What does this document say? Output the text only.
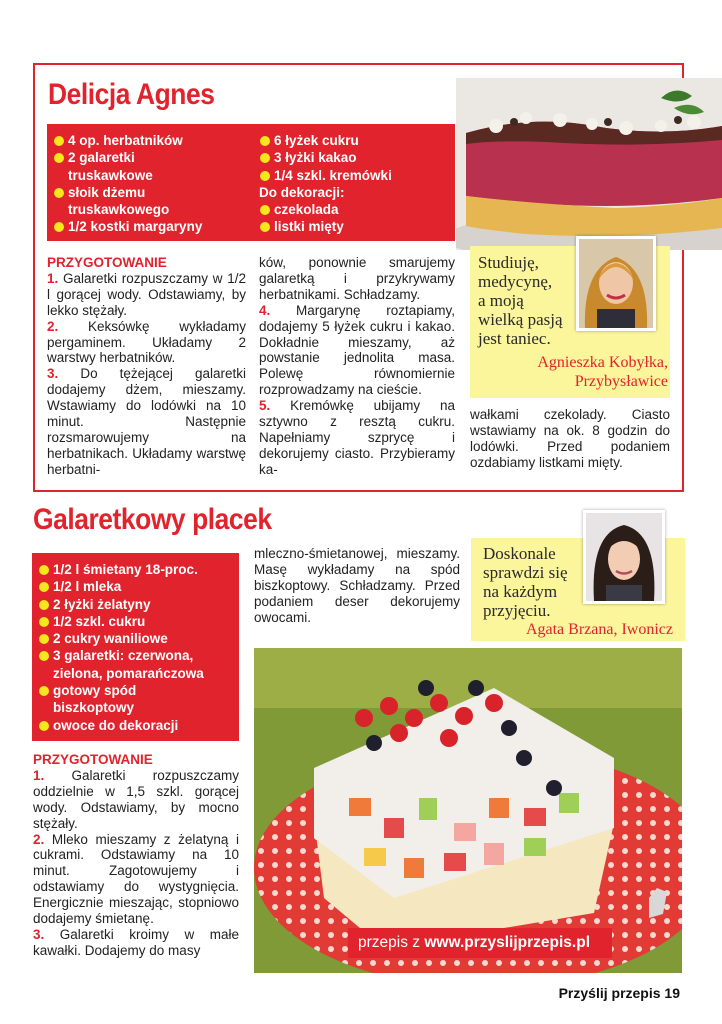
Delicja Agnes
4 op. herbatników
2 galaretki
truskawkowe
słoik dżemu
truskawkowego
1/2 kostki margaryny
6 łyżek cukru
3 łyżki kakao
1/4 szkl. kremówki
Do dekoracji:
czekolada
listki mięty
PRZYGOTOWANIE
1. Galaretki rozpuszczamy w 1/2 l gorącej wody. Odstawiamy, by lekko stężały.
2. Keksówkę wykładamy pergaminem. Układamy 2 warstwy herbatników.
3. Do tężejącej galaretki dodajemy dżem, mieszamy. Wstawiamy do lodówki na 10 minut. Następnie rozsmarowujemy na herbatnikach. Układamy warstwę herbatni-
ków, ponownie smarujemy galaretką i przykrywamy herbatnikami. Schładzamy.
4. Margarynę roztapiamy, dodajemy 5 łyżek cukru i kakao. Dokładnie mieszamy, aż powstanie jednolita masa. Polewę równomiernie rozprowadzamy na cieście.
5. Kremówkę ubijamy na sztywno z resztą cukru. Napełniamy szprycę i dekorujemy ciasto. Przybieramy ka-
Studiuję,
medycynę,
a moją
wielką pasją
jest taniec.
Agnieszka Kobyłka,
Przybysławice
wałkami czekolady. Ciasto wstawiamy na ok. 8 godzin do lodówki. Przed podaniem ozdabiamy listkami mięty.
Galaretkowy placek
1/2 l śmietany 18-proc.
1/2 l mleka
2 łyżki żelatyny
1/2 szkl. cukru
2 cukry waniliowe
3 galaretki: czerwona,
zielona, pomarańczowa
gotowy spód
biszkoptowy
owoce do dekoracji
PRZYGOTOWANIE
1. Galaretki rozpuszczamy oddzielnie w 1,5 szkl. gorącej wody. Odstawiamy, by mocno stężały.
2. Mleko mieszamy z żelatyną i cukrami. Odstawiamy na 10 minut. Zagotowujemy i odstawiamy do wystygnięcia. Energicznie mieszając, stopniowo dodajemy śmietanę.
3. Galaretki kroimy w małe kawałki. Dodajemy do masy
mleczno-śmietanowej, mieszamy. Masę wykładamy na spód biszkoptowy. Schładzamy. Przed podaniem deser dekorujemy owocami.
Doskonale
sprawdzi się
na każdym
przyjęciu.
Agata Brzana, Iwonicz
przepis z www.przyslijprzepis.pl
Przyślij przepis 19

━━━━

Check each line above for the word "stężały", and copy the lines where it appears.

Expected output:
1. Galaretki rozpuszczamy w 1/2 l gorącej wody. Odstawiamy, by lekko stężały.
1. Galaretki rozpuszczamy oddzielnie w 1,5 szkl. gorącej wody. Odstawiamy, by mocno stężały.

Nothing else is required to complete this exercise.